DOCUMENT EXCERPT:
--- Start ---

By the time I'd said my prayers it was gone midnight. Then I couldn't sleep. I was just on the brink, when Arthur sat up and started going on about handkerchiefs. When I told him to shut up and go back to sleep he insisted that he had to get a hankie but they were kept on the floor and he couldn't find them! I told him to light the torch we keep by the bed, and he would see the hankie box on his bedside table. First he couldn't find the torch, then he didn't know how to turn it on. I was getting more awake by the second! I took the torch from him, turned it on, and shone it on the hankies, he then returned the torch to his bedside cabinet and went back to sleep. I didn't!
About 1.30 I was just drifting into that lovely cosy spot that you get to just before you switch out like light, and Arthur sat up again waking me once more! 'Now what' I said (not best pleased) ' I can't switch on the torch' mumbled his Lordship. He kept saying 'It's all wet there' and waving the torch about in the darkness. I grabbed the torch out of his hand, switched it on and illuminated the bedroom. 'There, there's no wet anywhere,. For goodness sake go to sleep' I snatched the torch from him, switched it off and put on my side of the bed. In doing so my arm brushed against the clock/radio alarm and must have compressed the snooze button. Immediately the radio came on! I had no idea how to cancel my snooze button as I'd never used it before. Nothing would make the radio go off, and I didn't know how long a snooze it was set for. I lay there listening to World news at about 2am praying that it would switch off in about ten minutes. I couldn't turn the radio low because then, if I went to sleep and the alarm went off as planned at seven, I would never (after such a night) hear the radio and wake up. I couldn't leave it at the required volume to awaken us in the morning, because I would never get to sleep at all!. Arthur was, (the swine),out for the count!

--- End ---

WORK TO DO:
a – In the account of the sleepless night, why does the narrator decide against turning the radio down low?
b – Set down a passage from the account word for word: begin at the words "By the time" and stop after "sleep. I didn't!".

DATASET EXTRACT:
--- Start ---

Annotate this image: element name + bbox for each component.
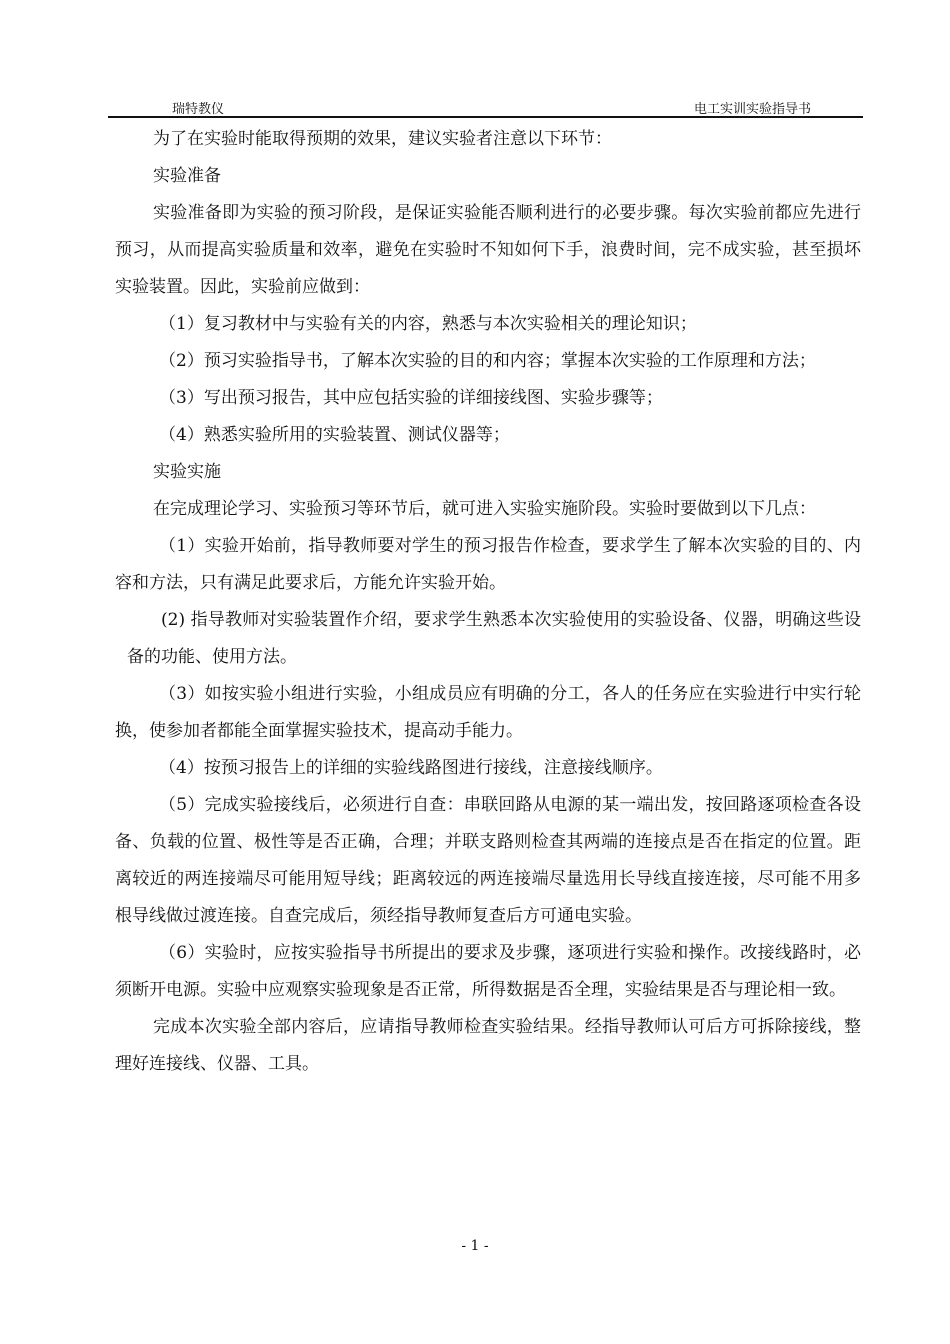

--- End ---

RESPONSES TO THE EXERCISE:
a – If the narrator fell asleep with the radio low and the alarm went off at seven as planned, the narrator would not hear it and wake up after such a night.

b –
By the time I'd said my prayers it was gone midnight. Then I couldn't sleep. I was just on the brink, when Arthur sat up and started going on about handkerchiefs. When I told him to shut up and go back to sleep he insisted that he had to get a hankie but they were kept on the floor and he couldn't find them! I told him to light the torch we keep by the bed, and he would see the hankie box on his bedside table. First he couldn't find the torch, then he didn't know how to turn it on. I was getting more awake by the second! I took the torch from him, turned it on, and shone it on the hankies, he then returned the torch to his bedside cabinet and went back to sleep. I didn't!